-------- Vorliegender Auszug --------
Zunächst stieg 1979 der Sänger Graham Bonnet in die Band ein. Bonnet war ein entfernter Cousin der Bee Gees und war bereits einige Jahre zuvor im Duo The Marbles mit dem Hit "Only One Woman" erfolgreich. Mit ihm kam auch Roger Glover in die Band, der zuvor schon mit Blackmore bei Deep Purple gespielt hatte. Glover übernahm zusätzlich die Rolle des Produzenten. Mit von der Partie war in dieser Besetzung auch der Keyboarder Don Airey, der zuvor schon bei Colosseum II von sich reden gemacht hatte und nach seiner Rainbow-Zeit noch quer durch die Crème der Hardrock-Welt reisen sollte (Michael Schenker Group, Gary Moore, Ozzy Osbourne und später auch Deep Purple). In dieser Besetzung wurde 1979 das Album "Down To Earth" veröffentlicht, das - anders als seine Vorgänger – mit "Since You Been Gone", geschrieben von Russ Ballard, und "All Night Long" auch zwei Hitsingles enthielt. Daneben gab es im abermals orientalisch beeinflussten "Eyes Of The World" und dem harten "Lost In Hollywood" die gewohnten langen Solodialoge zwischen Gitarre und Keyboards. Alles in allem war, auch durch Bonnets Gesang, die Platte durchaus noch gewohnt hart, oder besser gesagt definitiv härter als Rainbow's Erstling, andererseits wirkte die Produktion insgesamt glatter als die Vorgängeralben, woran auch der Bass von Roger Glover seinen Anteil hatte. Dieser fiel gerade im Vergleich zum zuvor rhythmisch stark variierenden, die anderen Instrumente zuweilen antizipierenden Daisley als doch sehr beat- und grundtonlastig auf. Letztlich waren bereits hier erste Annäherungen an den in den folgenden Alben doch recht deutlich eingeschlagenen Mainstream-Sound erkennbar.
--------
[Arbeitsauftrag] Wer hat laut dem Auszug über Rainbow den Song "Since You Been Gone" geschrieben? Die Zeilen stammen aus einer anderen Quelle als der Auszug.
-------- Bereitgestelltes Material --------
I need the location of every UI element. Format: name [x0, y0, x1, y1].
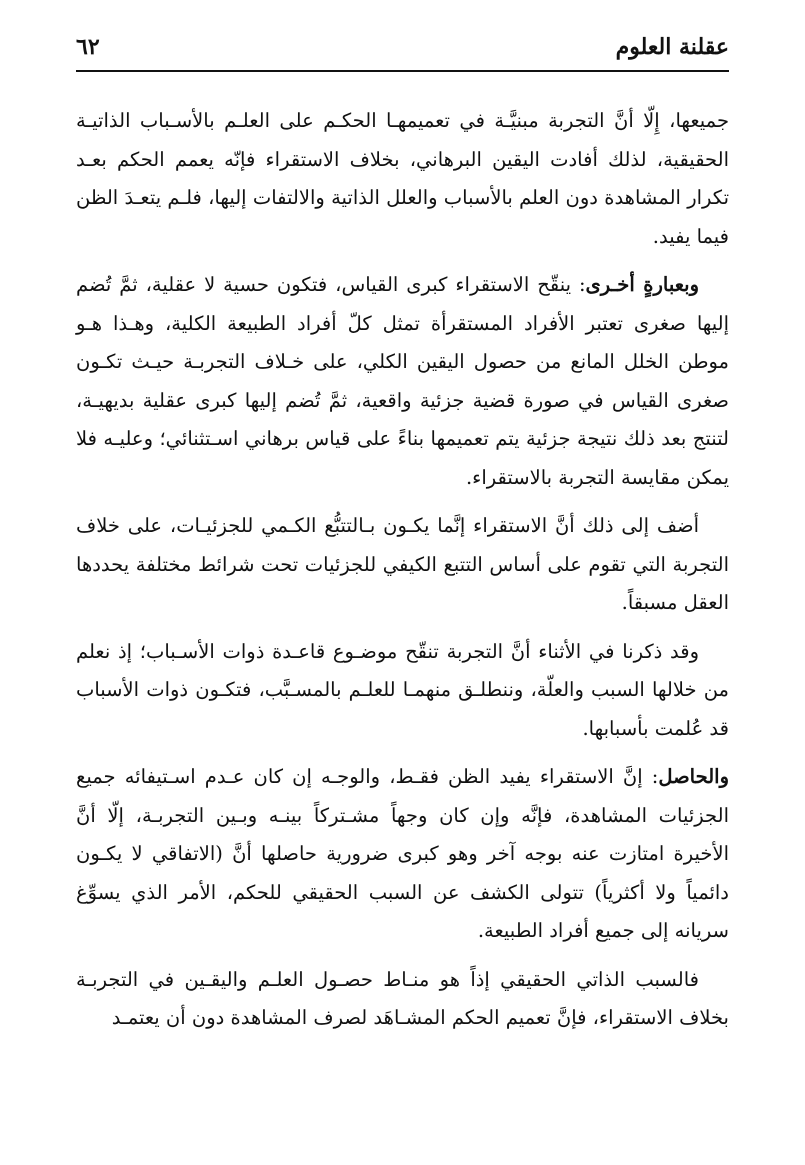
--------
[Erledigte Aufgabe] Russ Ballard.